*REQUIRED TASK:* Can you copy out the data exactly? Leave the images out.

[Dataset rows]
__________________________________________________

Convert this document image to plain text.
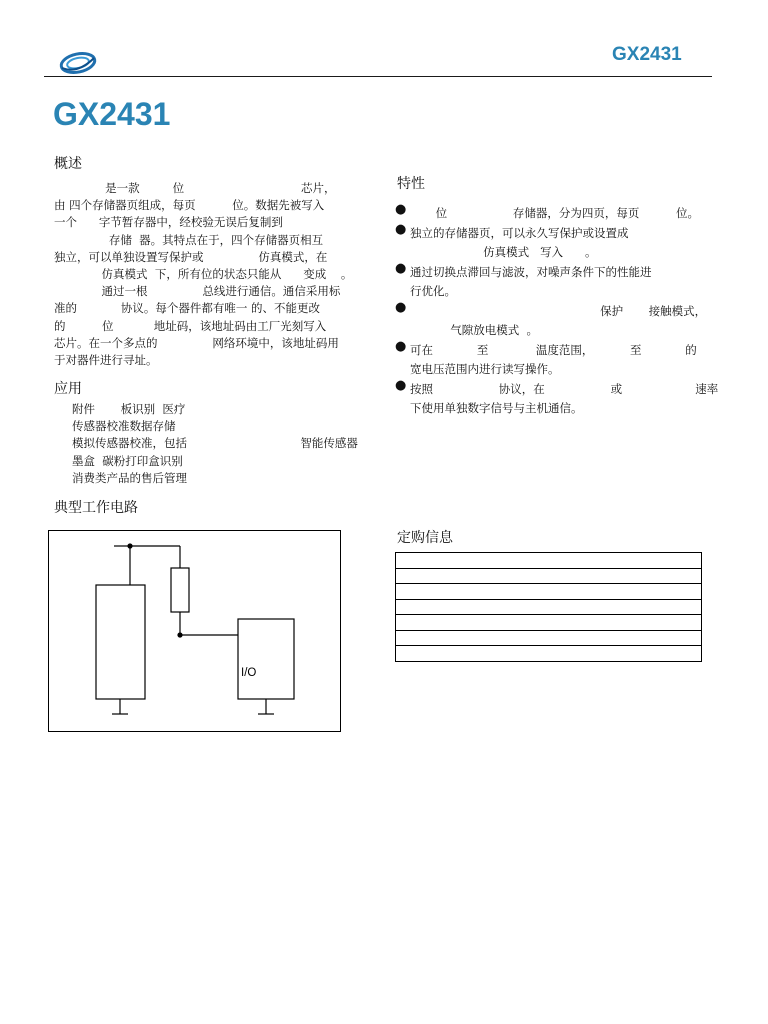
GX2431
GX2431
概述
是一款         位                                芯片，
由 四个存储器页组成，每页          位。数据先被写入
一个      字节暂存器中，经校验无误后复制到
存储  器。其特点在于，四个存储器页相互
独立，可以单独设置写保护或               仿真模式，在
仿真模式  下，所有位的状态只能从      变成    。
通过一根               总线进行通信。通信采用标
准的            协议。每个器件都有唯一 的、不能更改
的          位           地址码，该地址码由工厂光刻写入
芯片。在一个多点的               网络环境中，该地址码用
于对器件进行寻址。
应用
附件       板识别  医疗
传感器校准数据存储
模拟传感器校准，包括                               智能传感器
墨盒  碳粉打印盒识别
消费类产品的售后管理
典型工作电路
I/O
特性
● 位                  存储器，分为四页，每页          位。
● 独立的存储器页，可以永久写保护或设置成
仿真模式   写入      。
● 通过切换点滞回与滤波，对噪声条件下的性能进
行优化。
● 保护       接触模式，
气隙放电模式  。
● 可在            至             温度范围，          至            的
宽电压范围内进行读写操作。
● 按照                  协议，在                  或                    速率
下使用单独数字信号与主机通信。
定购信息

__________________________________________________

*CORRECT RESPONSE:*
Convert this document image to plain text.
GX2431
GX2431
概述
是一款         位                                芯片，
由 四个存储器页组成，每页          位。数据先被写入
一个      字节暂存器中，经校验无误后复制到
存储  器。其特点在于，四个存储器页相互
独立，可以单独设置写保护或               仿真模式，在
仿真模式  下，所有位的状态只能从      变成    。
通过一根               总线进行通信。通信采用标
准的            协议。每个器件都有唯一 的、不能更改
的          位           地址码，该地址码由工厂光刻写入
芯片。在一个多点的               网络环境中，该地址码用
于对器件进行寻址。
应用
附件       板识别  医疗
传感器校准数据存储
模拟传感器校准，包括                               智能传感器
墨盒  碳粉打印盒识别
消费类产品的售后管理
典型工作电路
I/O
特性
● 位                  存储器，分为四页，每页          位。
● 独立的存储器页，可以永久写保护或设置成
仿真模式   写入      。
● 通过切换点滞回与滤波，对噪声条件下的性能进
行优化。
● 保护       接触模式，
气隙放电模式  。
● 可在            至             温度范围，          至            的
宽电压范围内进行读写操作。
● 按照                  协议，在                  或                    速率
下使用单独数字信号与主机通信。
定购信息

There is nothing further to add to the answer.